──────── ENTRIES SHOWN ────────

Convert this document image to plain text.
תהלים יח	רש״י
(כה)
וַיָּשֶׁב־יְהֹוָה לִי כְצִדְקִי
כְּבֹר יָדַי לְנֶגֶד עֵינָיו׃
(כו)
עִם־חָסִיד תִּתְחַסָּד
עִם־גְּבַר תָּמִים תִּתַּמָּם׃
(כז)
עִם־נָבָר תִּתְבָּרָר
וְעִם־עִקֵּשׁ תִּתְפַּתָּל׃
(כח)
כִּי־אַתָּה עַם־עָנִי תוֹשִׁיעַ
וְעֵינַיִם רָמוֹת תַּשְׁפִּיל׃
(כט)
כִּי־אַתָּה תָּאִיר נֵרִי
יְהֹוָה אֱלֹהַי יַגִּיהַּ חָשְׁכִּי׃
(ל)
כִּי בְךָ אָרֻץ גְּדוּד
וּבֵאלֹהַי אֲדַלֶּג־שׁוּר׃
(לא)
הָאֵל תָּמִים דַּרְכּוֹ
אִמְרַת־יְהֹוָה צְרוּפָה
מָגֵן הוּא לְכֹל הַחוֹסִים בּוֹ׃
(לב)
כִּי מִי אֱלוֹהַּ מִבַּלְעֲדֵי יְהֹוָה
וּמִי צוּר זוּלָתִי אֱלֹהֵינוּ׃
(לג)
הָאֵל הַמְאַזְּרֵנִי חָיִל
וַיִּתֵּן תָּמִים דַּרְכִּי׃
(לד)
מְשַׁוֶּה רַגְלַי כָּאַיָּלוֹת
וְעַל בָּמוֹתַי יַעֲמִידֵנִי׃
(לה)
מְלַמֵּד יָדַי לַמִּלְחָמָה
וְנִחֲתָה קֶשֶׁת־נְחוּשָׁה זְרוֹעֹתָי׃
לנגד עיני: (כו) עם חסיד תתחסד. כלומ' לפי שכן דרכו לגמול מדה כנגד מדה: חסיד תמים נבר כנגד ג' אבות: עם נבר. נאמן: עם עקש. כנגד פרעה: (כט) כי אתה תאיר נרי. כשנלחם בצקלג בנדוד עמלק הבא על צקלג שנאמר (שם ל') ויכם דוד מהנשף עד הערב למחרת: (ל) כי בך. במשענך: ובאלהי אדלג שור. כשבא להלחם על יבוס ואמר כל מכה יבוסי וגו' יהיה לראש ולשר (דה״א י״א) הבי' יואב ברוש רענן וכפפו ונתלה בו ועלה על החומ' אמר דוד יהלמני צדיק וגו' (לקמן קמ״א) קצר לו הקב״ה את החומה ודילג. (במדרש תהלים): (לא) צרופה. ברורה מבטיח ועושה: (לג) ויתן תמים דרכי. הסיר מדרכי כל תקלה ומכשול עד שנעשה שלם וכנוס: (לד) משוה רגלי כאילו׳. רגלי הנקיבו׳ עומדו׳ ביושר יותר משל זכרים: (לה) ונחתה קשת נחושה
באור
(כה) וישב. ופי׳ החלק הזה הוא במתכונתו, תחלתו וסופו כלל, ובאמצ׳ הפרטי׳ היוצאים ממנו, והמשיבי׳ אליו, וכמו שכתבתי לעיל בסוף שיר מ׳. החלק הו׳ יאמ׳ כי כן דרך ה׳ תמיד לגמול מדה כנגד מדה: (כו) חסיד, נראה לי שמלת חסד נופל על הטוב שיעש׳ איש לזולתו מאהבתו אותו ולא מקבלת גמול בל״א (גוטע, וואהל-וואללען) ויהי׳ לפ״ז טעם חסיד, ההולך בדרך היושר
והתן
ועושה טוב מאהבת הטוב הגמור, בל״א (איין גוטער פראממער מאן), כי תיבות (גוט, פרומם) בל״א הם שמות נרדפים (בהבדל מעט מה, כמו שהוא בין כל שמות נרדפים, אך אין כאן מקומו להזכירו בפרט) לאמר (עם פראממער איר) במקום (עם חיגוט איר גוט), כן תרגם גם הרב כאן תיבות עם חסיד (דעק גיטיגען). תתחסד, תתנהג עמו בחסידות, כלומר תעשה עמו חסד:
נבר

────────

DIRECTIONS FOR THIS TASK: Copy every line exactly. Leave nothing out.

TASK RESULT:
Convert this document image to plain text.
תהלים יח	רש״י
(כה)
וַיָּשֶׁב־יְהֹוָה לִי כְצִדְקִי
כְּבֹר יָדַי לְנֶגֶד עֵינָיו׃
(כו)
עִם־חָסִיד תִּתְחַסָּד
עִם־גְּבַר תָּמִים תִּתַּמָּם׃
(כז)
עִם־נָבָר תִּתְבָּרָר
וְעִם־עִקֵּשׁ תִּתְפַּתָּל׃
(כח)
כִּי־אַתָּה עַם־עָנִי תוֹשִׁיעַ
וְעֵינַיִם רָמוֹת תַּשְׁפִּיל׃
(כט)
כִּי־אַתָּה תָּאִיר נֵרִי
יְהֹוָה אֱלֹהַי יַגִּיהַּ חָשְׁכִּי׃
(ל)
כִּי בְךָ אָרֻץ גְּדוּד
וּבֵאלֹהַי אֲדַלֶּג־שׁוּר׃
(לא)
הָאֵל תָּמִים דַּרְכּוֹ
אִמְרַת־יְהֹוָה צְרוּפָה
מָגֵן הוּא לְכֹל הַחוֹסִים בּוֹ׃
(לב)
כִּי מִי אֱלוֹהַּ מִבַּלְעֲדֵי יְהֹוָה
וּמִי צוּר זוּלָתִי אֱלֹהֵינוּ׃
(לג)
הָאֵל הַמְאַזְּרֵנִי חָיִל
וַיִּתֵּן תָּמִים דַּרְכִּי׃
(לד)
מְשַׁוֶּה רַגְלַי כָּאַיָּלוֹת
וְעַל בָּמוֹתַי יַעֲמִידֵנִי׃
(לה)
מְלַמֵּד יָדַי לַמִּלְחָמָה
וְנִחֲתָה קֶשֶׁת־נְחוּשָׁה זְרוֹעֹתָי׃
לנגד עיני: (כו) עם חסיד תתחסד. כלומ' לפי שכן דרכו לגמול מדה כנגד מדה: חסיד תמים נבר כנגד ג' אבות: עם נבר. נאמן: עם עקש. כנגד פרעה: (כט) כי אתה תאיר נרי. כשנלחם בצקלג בנדוד עמלק הבא על צקלג שנאמר (שם ל') ויכם דוד מהנשף עד הערב למחרת: (ל) כי בך. במשענך: ובאלהי אדלג שור. כשבא להלחם על יבוס ואמר כל מכה יבוסי וגו' יהיה לראש ולשר (דה״א י״א) הבי' יואב ברוש רענן וכפפו ונתלה בו ועלה על החומ' אמר דוד יהלמני צדיק וגו' (לקמן קמ״א) קצר לו הקב״ה את החומה ודילג. (במדרש תהלים): (לא) צרופה. ברורה מבטיח ועושה: (לג) ויתן תמים דרכי. הסיר מדרכי כל תקלה ומכשול עד שנעשה שלם וכנוס: (לד) משוה רגלי כאילו׳. רגלי הנקיבו׳ עומדו׳ ביושר יותר משל זכרים: (לה) ונחתה קשת נחושה
באור
(כה) וישב. ופי׳ החלק הזה הוא במתכונתו, תחלתו וסופו כלל, ובאמצ׳ הפרטי׳ היוצאים ממנו, והמשיבי׳ אליו, וכמו שכתבתי לעיל בסוף שיר מ׳. החלק הו׳ יאמ׳ כי כן דרך ה׳ תמיד לגמול מדה כנגד מדה: (כו) חסיד, נראה לי שמלת חסד נופל על הטוב שיעש׳ איש לזולתו מאהבתו אותו ולא מקבלת גמול בל״א (גוטע, וואהל-וואללען) ויהי׳ לפ״ז טעם חסיד, ההולך בדרך היושר
והתן
ועושה טוב מאהבת הטוב הגמור, בל״א (איין גוטער פראממער מאן), כי תיבות (גוט, פרומם) בל״א הם שמות נרדפים (בהבדל מעט מה, כמו שהוא בין כל שמות נרדפים, אך אין כאן מקומו להזכירו בפרט) לאמר (עם פראממער איר) במקום (עם חיגוט איר גוט), כן תרגם גם הרב כאן תיבות עם חסיד (דעק גיטיגען). תתחסד, תתנהג עמו בחסידות, כלומר תעשה עמו חסד:
נבר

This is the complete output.